_WRITTEN REQUEST_
Copy out the listing that follows, exactly, without its pictures.

[Start DATASET CONTENT]

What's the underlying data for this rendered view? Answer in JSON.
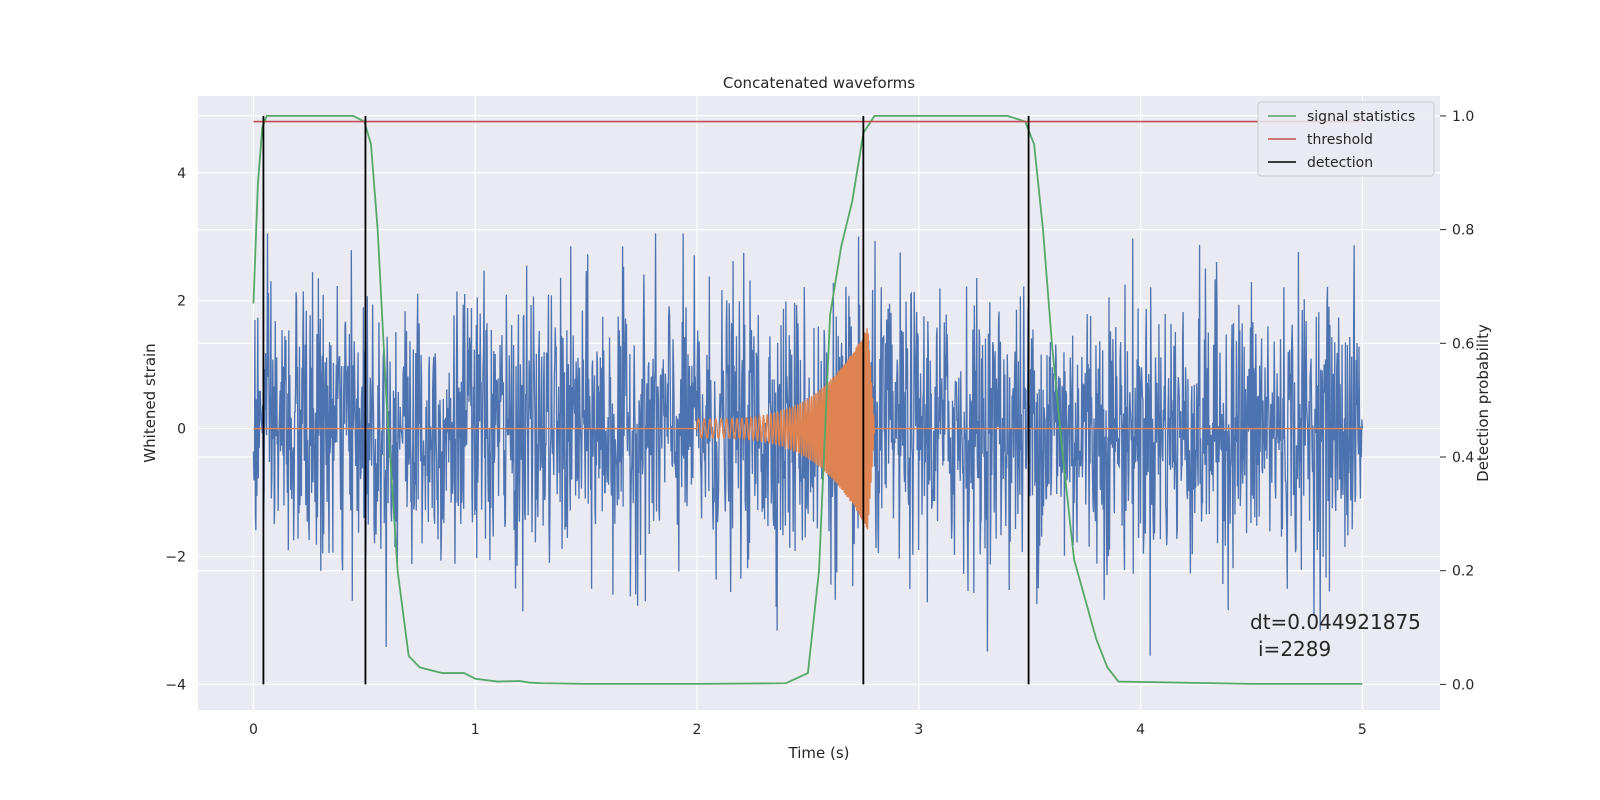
{
  "chart_data": {
    "type": "line",
    "title": "Concatenated waveforms",
    "xlabel": "Time (s)",
    "ylabel_left": "Whitened strain",
    "ylabel_right": "Detection probability",
    "xlim": [
      -0.25,
      5.35
    ],
    "ylim_left": [
      -4.4,
      5.2
    ],
    "ylim_right": [
      -0.045,
      1.035
    ],
    "x_ticks": [
      "0",
      "1",
      "2",
      "3",
      "4",
      "5"
    ],
    "y_left_ticks": [
      "−4",
      "−2",
      "0",
      "2",
      "4"
    ],
    "y_right_ticks": [
      "0.0",
      "0.2",
      "0.4",
      "0.6",
      "0.8",
      "1.0"
    ],
    "grid": true,
    "legend_position": "top-right",
    "legend": [
      "signal statistics",
      "threshold",
      "detection"
    ],
    "colors": {
      "background": "#eaeaf2",
      "whitened_strain": "#4c72b0",
      "injected_waveform": "#dd8452",
      "signal_statistics": "#55a868",
      "threshold": "#c44e52",
      "detection": "#000000",
      "grid": "#ffffff"
    },
    "series": [
      {
        "name": "signal statistics",
        "axis": "right",
        "x": [
          0,
          0.02,
          0.04,
          0.06,
          0.1,
          0.2,
          0.3,
          0.45,
          0.5,
          0.53,
          0.56,
          0.6,
          0.65,
          0.7,
          0.75,
          0.8,
          0.85,
          0.9,
          0.95,
          1.0,
          1.1,
          1.2,
          1.25,
          1.3,
          1.5,
          2.0,
          2.4,
          2.5,
          2.55,
          2.6,
          2.65,
          2.7,
          2.75,
          2.8,
          3.0,
          3.4,
          3.48,
          3.52,
          3.56,
          3.6,
          3.65,
          3.7,
          3.75,
          3.8,
          3.85,
          3.9,
          4.5,
          5.0
        ],
        "y": [
          0.67,
          0.88,
          0.98,
          1.0,
          1.0,
          1.0,
          1.0,
          1.0,
          0.99,
          0.95,
          0.8,
          0.5,
          0.2,
          0.05,
          0.03,
          0.025,
          0.02,
          0.02,
          0.02,
          0.01,
          0.005,
          0.006,
          0.003,
          0.002,
          0.001,
          0.001,
          0.002,
          0.02,
          0.2,
          0.65,
          0.77,
          0.85,
          0.97,
          1.0,
          1.0,
          1.0,
          0.99,
          0.95,
          0.8,
          0.6,
          0.4,
          0.22,
          0.15,
          0.08,
          0.03,
          0.005,
          0.001,
          0.001
        ]
      },
      {
        "name": "threshold",
        "axis": "right",
        "x": [
          0,
          5
        ],
        "y": [
          0.99,
          0.99
        ]
      },
      {
        "name": "detection",
        "axis": "right",
        "type": "vlines",
        "x": [
          0.045,
          0.505,
          2.75,
          3.495
        ],
        "ymin": 0,
        "ymax": 1.0
      },
      {
        "axis": "left",
        "type": "noise",
        "x_range": [
          0,
          5
        ],
        "amplitude_sigma": 1.05,
        "samples": 2290
      },
      {
        "axis": "left",
        "type": "chirp",
        "x_range": [
          2.0,
          2.8
        ],
        "amplitude_start": 0.15,
        "amplitude_peak": 1.8
      }
    ],
    "annotations": [
      "dt=0.044921875",
      "i=2289"
    ]
  }
}
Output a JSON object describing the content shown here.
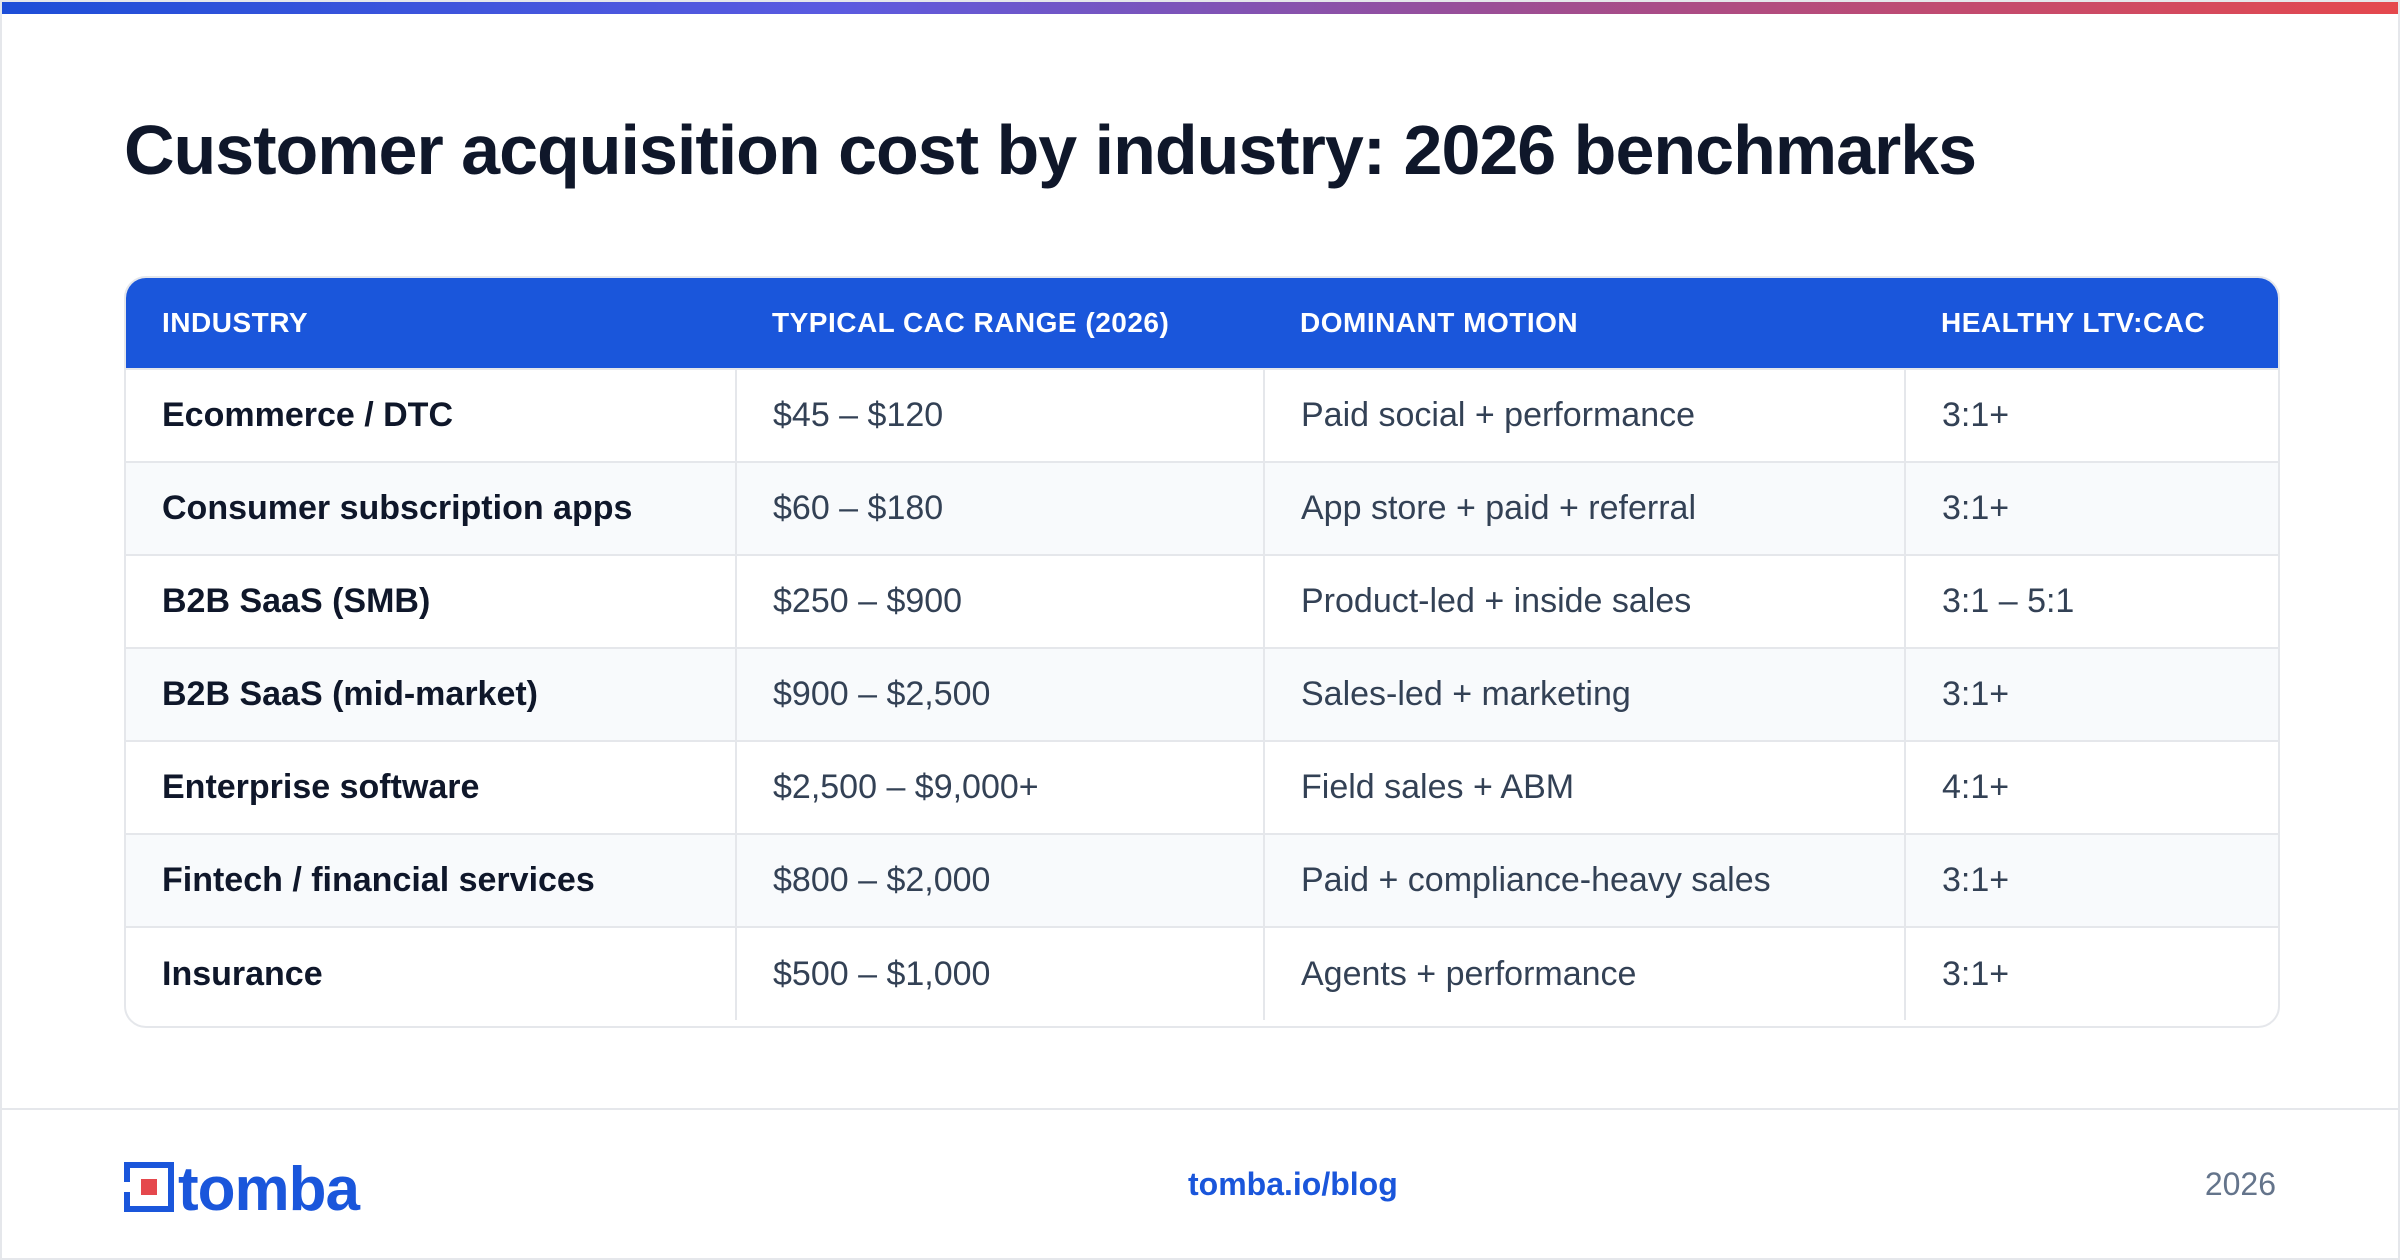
{
  "title": "Customer acquisition cost by industry: 2026 benchmarks",
  "table": {
    "headers": [
      "INDUSTRY",
      "TYPICAL CAC RANGE (2026)",
      "DOMINANT MOTION",
      "HEALTHY LTV:CAC"
    ],
    "rows": [
      [
        "Ecommerce / DTC",
        "$45 – $120",
        "Paid social + performance",
        "3:1+"
      ],
      [
        "Consumer subscription apps",
        "$60 – $180",
        "App store + paid + referral",
        "3:1+"
      ],
      [
        "B2B SaaS (SMB)",
        "$250 – $900",
        "Product-led + inside sales",
        "3:1 – 5:1"
      ],
      [
        "B2B SaaS (mid-market)",
        "$900 – $2,500",
        "Sales-led + marketing",
        "3:1+"
      ],
      [
        "Enterprise software",
        "$2,500 – $9,000+",
        "Field sales + ABM",
        "4:1+"
      ],
      [
        "Fintech / financial services",
        "$800 – $2,000",
        "Paid + compliance-heavy sales",
        "3:1+"
      ],
      [
        "Insurance",
        "$500 – $1,000",
        "Agents + performance",
        "3:1+"
      ]
    ]
  },
  "footer": {
    "logo_text": "tomba",
    "link": "tomba.io/blog",
    "year": "2026"
  },
  "colors": {
    "accent": "#1a56db",
    "logo_red": "#e5484d",
    "header_text": "#ffffff"
  },
  "icons": {
    "logo_mark": "tomba-logo-mark-icon"
  }
}
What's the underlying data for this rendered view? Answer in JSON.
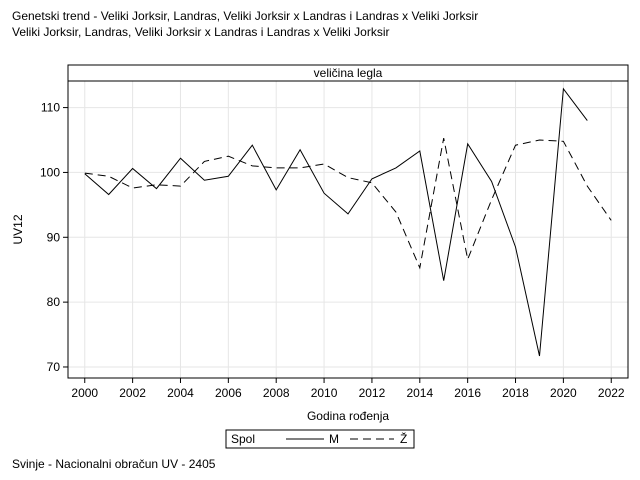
{
  "title_line1": "Genetski trend - Veliki Jorksir, Landras, Veliki Jorksir x Landras i Landras x Veliki Jorksir",
  "title_line2": "Veliki Jorksir, Landras, Veliki Jorksir x Landras i Landras x Veliki Jorksir",
  "footer": "Svinje - Nacionalni obračun UV - 2405",
  "colors": {
    "line": "#000000",
    "grid": "#e6e6e6",
    "frame": "#000000"
  },
  "chart_data": {
    "type": "line",
    "panel_label": "veličina legla",
    "xlabel": "Godina rođenja",
    "ylabel": "UV12",
    "xlim": [
      1999.3,
      2022.7
    ],
    "ylim": [
      68.3,
      114.1
    ],
    "x_ticks": [
      2000,
      2002,
      2004,
      2006,
      2008,
      2010,
      2012,
      2014,
      2016,
      2018,
      2020,
      2022
    ],
    "y_ticks": [
      70,
      80,
      90,
      100,
      110
    ],
    "grid": true,
    "legend": {
      "title": "Spol",
      "position": "bottom-center"
    },
    "series": [
      {
        "name": "M",
        "style": "solid",
        "x": [
          2000,
          2001,
          2002,
          2003,
          2004,
          2005,
          2006,
          2007,
          2008,
          2009,
          2010,
          2011,
          2012,
          2013,
          2014,
          2015,
          2016,
          2017,
          2018,
          2019,
          2020,
          2021
        ],
        "y": [
          99.8,
          96.6,
          100.6,
          97.5,
          102.2,
          98.8,
          99.4,
          104.2,
          97.3,
          103.5,
          96.8,
          93.6,
          99.0,
          100.7,
          103.3,
          83.3,
          104.4,
          98.6,
          88.5,
          71.7,
          112.9,
          108.0
        ]
      },
      {
        "name": "Ž",
        "style": "dashed",
        "x": [
          2000,
          2001,
          2002,
          2003,
          2004,
          2005,
          2006,
          2007,
          2008,
          2009,
          2010,
          2011,
          2012,
          2013,
          2014,
          2015,
          2016,
          2017,
          2018,
          2019,
          2020,
          2021,
          2022
        ],
        "y": [
          99.9,
          99.4,
          97.6,
          98.1,
          97.9,
          101.7,
          102.5,
          101.0,
          100.7,
          100.7,
          101.3,
          99.2,
          98.4,
          93.9,
          85.3,
          105.3,
          86.6,
          95.8,
          104.2,
          105.0,
          104.8,
          97.9,
          92.6
        ]
      }
    ]
  }
}
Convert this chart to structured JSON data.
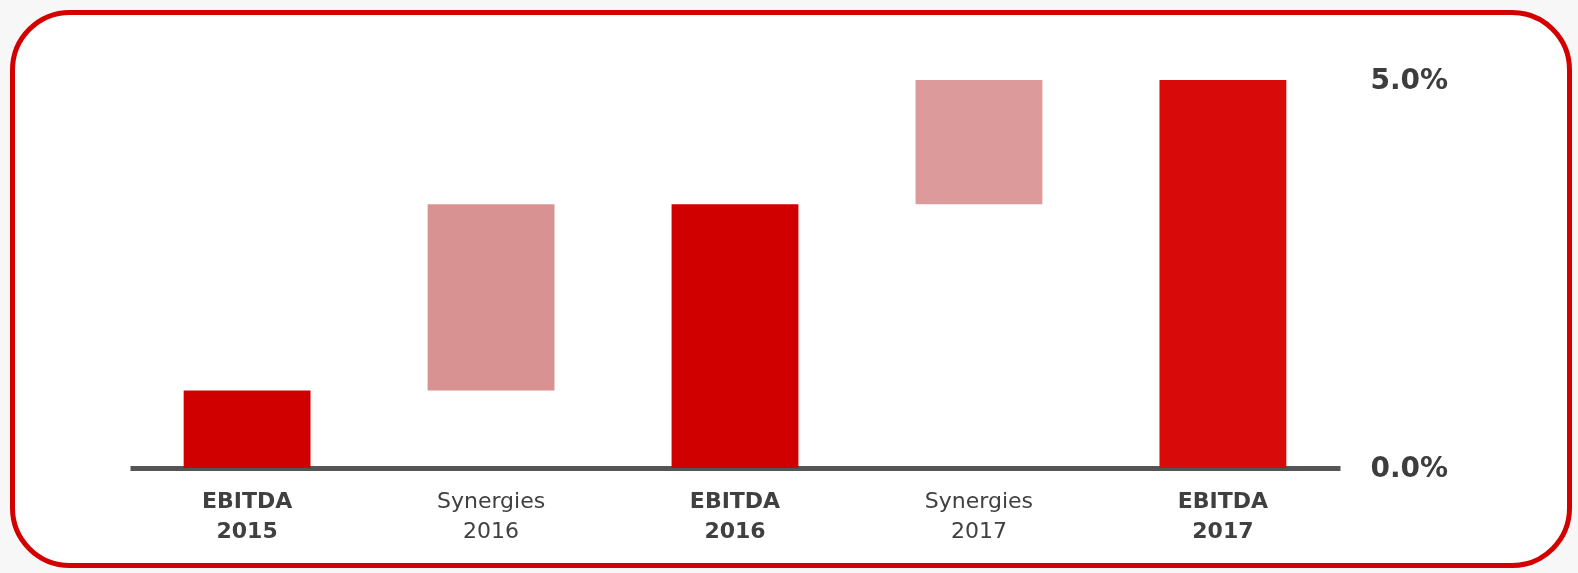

[End DATASET CONTENT]

_EXERCISE OUTPUT_
What's the underlying data for this rendered view? Answer in JSON.
{
  "chart_data": {
    "type": "line",
    "title": "Concatenated waveforms",
    "xlabel": "Time (s)",
    "ylabel_left": "Whitened strain",
    "ylabel_right": "Detection probability",
    "xlim": [
      -0.25,
      5.35
    ],
    "ylim_left": [
      -4.4,
      5.2
    ],
    "ylim_right": [
      -0.045,
      1.035
    ],
    "x_ticks": [
      "0",
      "1",
      "2",
      "3",
      "4",
      "5"
    ],
    "y_left_ticks": [
      "−4",
      "−2",
      "0",
      "2",
      "4"
    ],
    "y_right_ticks": [
      "0.0",
      "0.2",
      "0.4",
      "0.6",
      "0.8",
      "1.0"
    ],
    "grid": true,
    "legend_position": "top-right",
    "legend": [
      "signal statistics",
      "threshold",
      "detection"
    ],
    "colors": {
      "background": "#eaeaf2",
      "whitened_strain": "#4c72b0",
      "injected_waveform": "#dd8452",
      "signal_statistics": "#55a868",
      "threshold": "#c44e52",
      "detection": "#000000",
      "grid": "#ffffff"
    },
    "series": [
      {
        "name": "signal statistics",
        "axis": "right",
        "x": [
          0,
          0.02,
          0.04,
          0.06,
          0.1,
          0.2,
          0.3,
          0.45,
          0.5,
          0.53,
          0.56,
          0.6,
          0.65,
          0.7,
          0.75,
          0.8,
          0.85,
          0.9,
          0.95,
          1.0,
          1.1,
          1.2,
          1.25,
          1.3,
          1.5,
          2.0,
          2.4,
          2.5,
          2.55,
          2.6,
          2.65,
          2.7,
          2.75,
          2.8,
          3.0,
          3.4,
          3.48,
          3.52,
          3.56,
          3.6,
          3.65,
          3.7,
          3.75,
          3.8,
          3.85,
          3.9,
          4.5,
          5.0
        ],
        "y": [
          0.67,
          0.88,
          0.98,
          1.0,
          1.0,
          1.0,
          1.0,
          1.0,
          0.99,
          0.95,
          0.8,
          0.5,
          0.2,
          0.05,
          0.03,
          0.025,
          0.02,
          0.02,
          0.02,
          0.01,
          0.005,
          0.006,
          0.003,
          0.002,
          0.001,
          0.001,
          0.002,
          0.02,
          0.2,
          0.65,
          0.77,
          0.85,
          0.97,
          1.0,
          1.0,
          1.0,
          0.99,
          0.95,
          0.8,
          0.6,
          0.4,
          0.22,
          0.15,
          0.08,
          0.03,
          0.005,
          0.001,
          0.001
        ]
      },
      {
        "name": "threshold",
        "axis": "right",
        "x": [
          0,
          5
        ],
        "y": [
          0.99,
          0.99
        ]
      },
      {
        "name": "detection",
        "axis": "right",
        "type": "vlines",
        "x": [
          0.045,
          0.505,
          2.75,
          3.495
        ],
        "ymin": 0,
        "ymax": 1.0
      },
      {
        "axis": "left",
        "type": "noise",
        "x_range": [
          0,
          5
        ],
        "amplitude_sigma": 1.05,
        "samples": 2290
      },
      {
        "axis": "left",
        "type": "chirp",
        "x_range": [
          2.0,
          2.8
        ],
        "amplitude_start": 0.15,
        "amplitude_peak": 1.8
      }
    ],
    "annotations": [
      "dt=0.044921875",
      "i=2289"
    ]
  }
}
Output a JSON object describing the content shown here.
{
  "title": "Customer acquisition cost by industry: 2026 benchmarks",
  "table": {
    "headers": [
      "INDUSTRY",
      "TYPICAL CAC RANGE (2026)",
      "DOMINANT MOTION",
      "HEALTHY LTV:CAC"
    ],
    "rows": [
      [
        "Ecommerce / DTC",
        "$45 – $120",
        "Paid social + performance",
        "3:1+"
      ],
      [
        "Consumer subscription apps",
        "$60 – $180",
        "App store + paid + referral",
        "3:1+"
      ],
      [
        "B2B SaaS (SMB)",
        "$250 – $900",
        "Product-led + inside sales",
        "3:1 – 5:1"
      ],
      [
        "B2B SaaS (mid-market)",
        "$900 – $2,500",
        "Sales-led + marketing",
        "3:1+"
      ],
      [
        "Enterprise software",
        "$2,500 – $9,000+",
        "Field sales + ABM",
        "4:1+"
      ],
      [
        "Fintech / financial services",
        "$800 – $2,000",
        "Paid + compliance-heavy sales",
        "3:1+"
      ],
      [
        "Insurance",
        "$500 – $1,000",
        "Agents + performance",
        "3:1+"
      ]
    ]
  },
  "footer": {
    "logo_text": "tomba",
    "link": "tomba.io/blog",
    "year": "2026"
  },
  "colors": {
    "accent": "#1a56db",
    "logo_red": "#e5484d",
    "header_text": "#ffffff"
  },
  "icons": {
    "logo_mark": "tomba-logo-mark-icon"
  }
}
What's the underlying data for this rendered view? Answer in JSON.
{
  "title_line1": "Genetski trend - Veliki Jorksir, Landras, Veliki Jorksir x Landras i Landras x Veliki Jorksir",
  "title_line2": "Veliki Jorksir, Landras, Veliki Jorksir x Landras i Landras x Veliki Jorksir",
  "footer": "Svinje - Nacionalni obračun UV - 2405",
  "colors": {
    "line": "#000000",
    "grid": "#e6e6e6",
    "frame": "#000000"
  },
  "chart_data": {
    "type": "line",
    "panel_label": "veličina legla",
    "xlabel": "Godina rođenja",
    "ylabel": "UV12",
    "xlim": [
      1999.3,
      2022.7
    ],
    "ylim": [
      68.3,
      114.1
    ],
    "x_ticks": [
      2000,
      2002,
      2004,
      2006,
      2008,
      2010,
      2012,
      2014,
      2016,
      2018,
      2020,
      2022
    ],
    "y_ticks": [
      70,
      80,
      90,
      100,
      110
    ],
    "grid": true,
    "legend": {
      "title": "Spol",
      "position": "bottom-center"
    },
    "series": [
      {
        "name": "M",
        "style": "solid",
        "x": [
          2000,
          2001,
          2002,
          2003,
          2004,
          2005,
          2006,
          2007,
          2008,
          2009,
          2010,
          2011,
          2012,
          2013,
          2014,
          2015,
          2016,
          2017,
          2018,
          2019,
          2020,
          2021
        ],
        "y": [
          99.8,
          96.6,
          100.6,
          97.5,
          102.2,
          98.8,
          99.4,
          104.2,
          97.3,
          103.5,
          96.8,
          93.6,
          99.0,
          100.7,
          103.3,
          83.3,
          104.4,
          98.6,
          88.5,
          71.7,
          112.9,
          108.0
        ]
      },
      {
        "name": "Ž",
        "style": "dashed",
        "x": [
          2000,
          2001,
          2002,
          2003,
          2004,
          2005,
          2006,
          2007,
          2008,
          2009,
          2010,
          2011,
          2012,
          2013,
          2014,
          2015,
          2016,
          2017,
          2018,
          2019,
          2020,
          2021,
          2022
        ],
        "y": [
          99.9,
          99.4,
          97.6,
          98.1,
          97.9,
          101.7,
          102.5,
          101.0,
          100.7,
          100.7,
          101.3,
          99.2,
          98.4,
          93.9,
          85.3,
          105.3,
          86.6,
          95.8,
          104.2,
          105.0,
          104.8,
          97.9,
          92.6
        ]
      }
    ]
  }
}
Convert this chart to structured JSON data.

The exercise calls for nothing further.